Copy out the data below verbatim.
::: DATASET ENTRIES :::
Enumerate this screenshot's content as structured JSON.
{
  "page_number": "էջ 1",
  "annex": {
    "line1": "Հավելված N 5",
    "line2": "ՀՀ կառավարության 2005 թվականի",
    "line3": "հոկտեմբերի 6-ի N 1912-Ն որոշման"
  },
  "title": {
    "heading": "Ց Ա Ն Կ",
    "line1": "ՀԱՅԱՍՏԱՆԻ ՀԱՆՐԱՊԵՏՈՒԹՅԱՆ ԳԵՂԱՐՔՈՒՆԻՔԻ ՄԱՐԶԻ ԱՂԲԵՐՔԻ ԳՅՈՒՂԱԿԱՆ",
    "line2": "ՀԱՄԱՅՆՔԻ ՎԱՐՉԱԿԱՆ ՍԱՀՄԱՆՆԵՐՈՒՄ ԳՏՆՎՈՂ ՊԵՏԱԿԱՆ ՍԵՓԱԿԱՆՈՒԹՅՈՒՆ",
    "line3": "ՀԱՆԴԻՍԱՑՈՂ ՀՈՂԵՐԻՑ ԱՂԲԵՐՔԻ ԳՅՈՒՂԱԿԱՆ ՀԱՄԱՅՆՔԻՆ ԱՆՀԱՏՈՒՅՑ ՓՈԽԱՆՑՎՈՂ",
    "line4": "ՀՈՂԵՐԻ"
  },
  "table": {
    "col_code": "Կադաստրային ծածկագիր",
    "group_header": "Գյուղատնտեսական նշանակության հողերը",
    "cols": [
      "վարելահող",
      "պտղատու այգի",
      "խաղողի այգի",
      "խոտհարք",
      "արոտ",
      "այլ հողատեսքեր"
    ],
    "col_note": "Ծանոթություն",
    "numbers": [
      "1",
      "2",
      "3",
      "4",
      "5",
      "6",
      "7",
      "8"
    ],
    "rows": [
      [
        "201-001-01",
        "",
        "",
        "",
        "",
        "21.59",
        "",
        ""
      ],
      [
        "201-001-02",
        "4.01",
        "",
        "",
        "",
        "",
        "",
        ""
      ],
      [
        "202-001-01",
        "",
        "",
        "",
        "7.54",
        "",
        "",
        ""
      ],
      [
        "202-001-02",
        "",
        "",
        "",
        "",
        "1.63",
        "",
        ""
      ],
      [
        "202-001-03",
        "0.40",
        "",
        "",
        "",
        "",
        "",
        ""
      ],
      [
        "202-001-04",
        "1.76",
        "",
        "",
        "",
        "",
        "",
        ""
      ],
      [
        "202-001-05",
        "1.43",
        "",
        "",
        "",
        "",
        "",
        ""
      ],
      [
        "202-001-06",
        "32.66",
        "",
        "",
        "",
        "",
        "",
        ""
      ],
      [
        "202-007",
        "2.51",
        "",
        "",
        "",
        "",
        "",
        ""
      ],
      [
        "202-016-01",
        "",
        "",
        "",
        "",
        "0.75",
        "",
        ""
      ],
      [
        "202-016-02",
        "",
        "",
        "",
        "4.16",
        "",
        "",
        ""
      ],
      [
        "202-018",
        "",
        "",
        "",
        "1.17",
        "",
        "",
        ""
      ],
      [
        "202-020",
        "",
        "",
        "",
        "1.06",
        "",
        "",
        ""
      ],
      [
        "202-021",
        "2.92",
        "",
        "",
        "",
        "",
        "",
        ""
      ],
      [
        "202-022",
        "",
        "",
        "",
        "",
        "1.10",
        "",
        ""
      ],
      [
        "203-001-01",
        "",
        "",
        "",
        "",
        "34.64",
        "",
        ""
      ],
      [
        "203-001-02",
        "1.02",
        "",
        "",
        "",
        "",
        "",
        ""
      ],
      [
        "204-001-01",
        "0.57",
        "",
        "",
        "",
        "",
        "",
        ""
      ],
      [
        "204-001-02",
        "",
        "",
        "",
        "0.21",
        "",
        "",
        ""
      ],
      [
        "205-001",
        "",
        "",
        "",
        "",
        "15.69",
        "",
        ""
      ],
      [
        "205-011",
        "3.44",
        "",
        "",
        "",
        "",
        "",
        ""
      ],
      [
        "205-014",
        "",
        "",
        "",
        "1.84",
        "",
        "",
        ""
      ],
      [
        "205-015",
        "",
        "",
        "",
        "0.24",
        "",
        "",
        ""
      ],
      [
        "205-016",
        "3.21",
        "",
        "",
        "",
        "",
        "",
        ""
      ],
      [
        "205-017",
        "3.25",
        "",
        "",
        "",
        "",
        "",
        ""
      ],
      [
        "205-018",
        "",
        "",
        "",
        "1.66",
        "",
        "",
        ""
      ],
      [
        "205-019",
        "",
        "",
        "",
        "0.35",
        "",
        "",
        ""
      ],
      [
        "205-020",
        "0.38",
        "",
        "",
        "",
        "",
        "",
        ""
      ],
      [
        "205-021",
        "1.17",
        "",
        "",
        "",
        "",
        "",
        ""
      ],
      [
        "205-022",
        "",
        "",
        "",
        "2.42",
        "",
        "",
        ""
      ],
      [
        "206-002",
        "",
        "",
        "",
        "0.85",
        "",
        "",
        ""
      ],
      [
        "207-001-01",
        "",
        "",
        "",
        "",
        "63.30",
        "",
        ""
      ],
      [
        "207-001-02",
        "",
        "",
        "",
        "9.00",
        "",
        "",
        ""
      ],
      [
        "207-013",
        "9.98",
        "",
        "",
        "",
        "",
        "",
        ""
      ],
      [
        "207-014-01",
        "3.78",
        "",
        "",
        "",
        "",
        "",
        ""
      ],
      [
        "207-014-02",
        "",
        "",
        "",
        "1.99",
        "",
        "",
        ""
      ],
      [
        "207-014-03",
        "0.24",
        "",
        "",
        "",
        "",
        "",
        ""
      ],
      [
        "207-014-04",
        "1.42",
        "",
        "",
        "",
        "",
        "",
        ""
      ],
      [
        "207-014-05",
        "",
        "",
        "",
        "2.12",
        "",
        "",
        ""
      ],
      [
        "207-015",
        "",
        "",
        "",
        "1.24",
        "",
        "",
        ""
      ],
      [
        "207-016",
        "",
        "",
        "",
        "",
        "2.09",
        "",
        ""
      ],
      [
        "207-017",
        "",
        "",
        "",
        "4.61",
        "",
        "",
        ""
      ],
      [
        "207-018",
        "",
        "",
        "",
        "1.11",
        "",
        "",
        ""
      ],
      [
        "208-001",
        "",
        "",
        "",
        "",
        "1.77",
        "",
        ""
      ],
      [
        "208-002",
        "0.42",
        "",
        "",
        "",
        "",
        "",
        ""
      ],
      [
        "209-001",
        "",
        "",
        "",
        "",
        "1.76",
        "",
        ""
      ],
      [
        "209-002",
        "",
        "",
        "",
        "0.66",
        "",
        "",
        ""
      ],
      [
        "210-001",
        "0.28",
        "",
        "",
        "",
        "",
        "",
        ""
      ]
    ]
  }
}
:::
_FINAL ANSWER_
Enumerate this screenshot's content as structured JSON.
{
  "page_number": "էջ 1",
  "annex": {
    "line1": "Հավելված N 5",
    "line2": "ՀՀ կառավարության 2005 թվականի",
    "line3": "հոկտեմբերի 6-ի N 1912-Ն որոշման"
  },
  "title": {
    "heading": "Ց Ա Ն Կ",
    "line1": "ՀԱՅԱՍՏԱՆԻ ՀԱՆՐԱՊԵՏՈՒԹՅԱՆ ԳԵՂԱՐՔՈՒՆԻՔԻ ՄԱՐԶԻ ԱՂԲԵՐՔԻ ԳՅՈՒՂԱԿԱՆ",
    "line2": "ՀԱՄԱՅՆՔԻ ՎԱՐՉԱԿԱՆ ՍԱՀՄԱՆՆԵՐՈՒՄ ԳՏՆՎՈՂ ՊԵՏԱԿԱՆ ՍԵՓԱԿԱՆՈՒԹՅՈՒՆ",
    "line3": "ՀԱՆԴԻՍԱՑՈՂ ՀՈՂԵՐԻՑ ԱՂԲԵՐՔԻ ԳՅՈՒՂԱԿԱՆ ՀԱՄԱՅՆՔԻՆ ԱՆՀԱՏՈՒՅՑ ՓՈԽԱՆՑՎՈՂ",
    "line4": "ՀՈՂԵՐԻ"
  },
  "table": {
    "col_code": "Կադաստրային ծածկագիր",
    "group_header": "Գյուղատնտեսական նշանակության հողերը",
    "cols": [
      "վարելահող",
      "պտղատու այգի",
      "խաղողի այգի",
      "խոտհարք",
      "արոտ",
      "այլ հողատեսքեր"
    ],
    "col_note": "Ծանոթություն",
    "numbers": [
      "1",
      "2",
      "3",
      "4",
      "5",
      "6",
      "7",
      "8"
    ],
    "rows": [
      [
        "201-001-01",
        "",
        "",
        "",
        "",
        "21.59",
        "",
        ""
      ],
      [
        "201-001-02",
        "4.01",
        "",
        "",
        "",
        "",
        "",
        ""
      ],
      [
        "202-001-01",
        "",
        "",
        "",
        "7.54",
        "",
        "",
        ""
      ],
      [
        "202-001-02",
        "",
        "",
        "",
        "",
        "1.63",
        "",
        ""
      ],
      [
        "202-001-03",
        "0.40",
        "",
        "",
        "",
        "",
        "",
        ""
      ],
      [
        "202-001-04",
        "1.76",
        "",
        "",
        "",
        "",
        "",
        ""
      ],
      [
        "202-001-05",
        "1.43",
        "",
        "",
        "",
        "",
        "",
        ""
      ],
      [
        "202-001-06",
        "32.66",
        "",
        "",
        "",
        "",
        "",
        ""
      ],
      [
        "202-007",
        "2.51",
        "",
        "",
        "",
        "",
        "",
        ""
      ],
      [
        "202-016-01",
        "",
        "",
        "",
        "",
        "0.75",
        "",
        ""
      ],
      [
        "202-016-02",
        "",
        "",
        "",
        "4.16",
        "",
        "",
        ""
      ],
      [
        "202-018",
        "",
        "",
        "",
        "1.17",
        "",
        "",
        ""
      ],
      [
        "202-020",
        "",
        "",
        "",
        "1.06",
        "",
        "",
        ""
      ],
      [
        "202-021",
        "2.92",
        "",
        "",
        "",
        "",
        "",
        ""
      ],
      [
        "202-022",
        "",
        "",
        "",
        "",
        "1.10",
        "",
        ""
      ],
      [
        "203-001-01",
        "",
        "",
        "",
        "",
        "34.64",
        "",
        ""
      ],
      [
        "203-001-02",
        "1.02",
        "",
        "",
        "",
        "",
        "",
        ""
      ],
      [
        "204-001-01",
        "0.57",
        "",
        "",
        "",
        "",
        "",
        ""
      ],
      [
        "204-001-02",
        "",
        "",
        "",
        "0.21",
        "",
        "",
        ""
      ],
      [
        "205-001",
        "",
        "",
        "",
        "",
        "15.69",
        "",
        ""
      ],
      [
        "205-011",
        "3.44",
        "",
        "",
        "",
        "",
        "",
        ""
      ],
      [
        "205-014",
        "",
        "",
        "",
        "1.84",
        "",
        "",
        ""
      ],
      [
        "205-015",
        "",
        "",
        "",
        "0.24",
        "",
        "",
        ""
      ],
      [
        "205-016",
        "3.21",
        "",
        "",
        "",
        "",
        "",
        ""
      ],
      [
        "205-017",
        "3.25",
        "",
        "",
        "",
        "",
        "",
        ""
      ],
      [
        "205-018",
        "",
        "",
        "",
        "1.66",
        "",
        "",
        ""
      ],
      [
        "205-019",
        "",
        "",
        "",
        "0.35",
        "",
        "",
        ""
      ],
      [
        "205-020",
        "0.38",
        "",
        "",
        "",
        "",
        "",
        ""
      ],
      [
        "205-021",
        "1.17",
        "",
        "",
        "",
        "",
        "",
        ""
      ],
      [
        "205-022",
        "",
        "",
        "",
        "2.42",
        "",
        "",
        ""
      ],
      [
        "206-002",
        "",
        "",
        "",
        "0.85",
        "",
        "",
        ""
      ],
      [
        "207-001-01",
        "",
        "",
        "",
        "",
        "63.30",
        "",
        ""
      ],
      [
        "207-001-02",
        "",
        "",
        "",
        "9.00",
        "",
        "",
        ""
      ],
      [
        "207-013",
        "9.98",
        "",
        "",
        "",
        "",
        "",
        ""
      ],
      [
        "207-014-01",
        "3.78",
        "",
        "",
        "",
        "",
        "",
        ""
      ],
      [
        "207-014-02",
        "",
        "",
        "",
        "1.99",
        "",
        "",
        ""
      ],
      [
        "207-014-03",
        "0.24",
        "",
        "",
        "",
        "",
        "",
        ""
      ],
      [
        "207-014-04",
        "1.42",
        "",
        "",
        "",
        "",
        "",
        ""
      ],
      [
        "207-014-05",
        "",
        "",
        "",
        "2.12",
        "",
        "",
        ""
      ],
      [
        "207-015",
        "",
        "",
        "",
        "1.24",
        "",
        "",
        ""
      ],
      [
        "207-016",
        "",
        "",
        "",
        "",
        "2.09",
        "",
        ""
      ],
      [
        "207-017",
        "",
        "",
        "",
        "4.61",
        "",
        "",
        ""
      ],
      [
        "207-018",
        "",
        "",
        "",
        "1.11",
        "",
        "",
        ""
      ],
      [
        "208-001",
        "",
        "",
        "",
        "",
        "1.77",
        "",
        ""
      ],
      [
        "208-002",
        "0.42",
        "",
        "",
        "",
        "",
        "",
        ""
      ],
      [
        "209-001",
        "",
        "",
        "",
        "",
        "1.76",
        "",
        ""
      ],
      [
        "209-002",
        "",
        "",
        "",
        "0.66",
        "",
        "",
        ""
      ],
      [
        "210-001",
        "0.28",
        "",
        "",
        "",
        "",
        "",
        ""
      ]
    ]
  }
}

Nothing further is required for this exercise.